## GOAL OF THE EXERCISE
Repeat each record below exactly, dropping the pictures.

## DATA RECORDS
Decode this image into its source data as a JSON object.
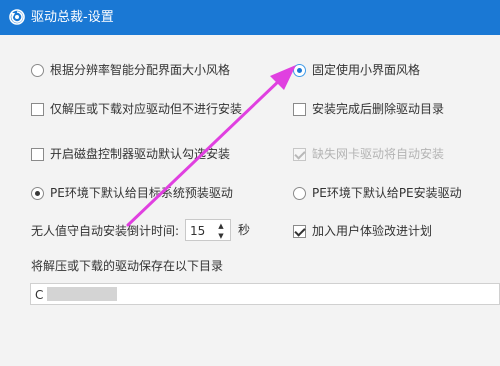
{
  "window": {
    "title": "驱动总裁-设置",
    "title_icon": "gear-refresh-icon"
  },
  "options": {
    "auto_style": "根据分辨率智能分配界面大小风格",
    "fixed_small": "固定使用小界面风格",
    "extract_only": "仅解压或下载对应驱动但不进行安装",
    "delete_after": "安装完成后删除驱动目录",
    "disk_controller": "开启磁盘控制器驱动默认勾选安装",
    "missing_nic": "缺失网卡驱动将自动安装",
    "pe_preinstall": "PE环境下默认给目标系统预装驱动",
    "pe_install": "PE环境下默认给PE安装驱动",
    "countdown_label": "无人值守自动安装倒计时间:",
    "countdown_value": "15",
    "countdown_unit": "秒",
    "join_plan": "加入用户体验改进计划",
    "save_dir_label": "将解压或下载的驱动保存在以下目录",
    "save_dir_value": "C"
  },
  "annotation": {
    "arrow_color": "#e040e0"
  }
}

## RESPONSE FOR THIS EXERCISE
Decode this image into its source data as a JSON object.
{
  "window": {
    "title": "驱动总裁-设置",
    "title_icon": "gear-refresh-icon"
  },
  "options": {
    "auto_style": "根据分辨率智能分配界面大小风格",
    "fixed_small": "固定使用小界面风格",
    "extract_only": "仅解压或下载对应驱动但不进行安装",
    "delete_after": "安装完成后删除驱动目录",
    "disk_controller": "开启磁盘控制器驱动默认勾选安装",
    "missing_nic": "缺失网卡驱动将自动安装",
    "pe_preinstall": "PE环境下默认给目标系统预装驱动",
    "pe_install": "PE环境下默认给PE安装驱动",
    "countdown_label": "无人值守自动安装倒计时间:",
    "countdown_value": "15",
    "countdown_unit": "秒",
    "join_plan": "加入用户体验改进计划",
    "save_dir_label": "将解压或下载的驱动保存在以下目录",
    "save_dir_value": "C"
  },
  "annotation": {
    "arrow_color": "#e040e0"
  }
}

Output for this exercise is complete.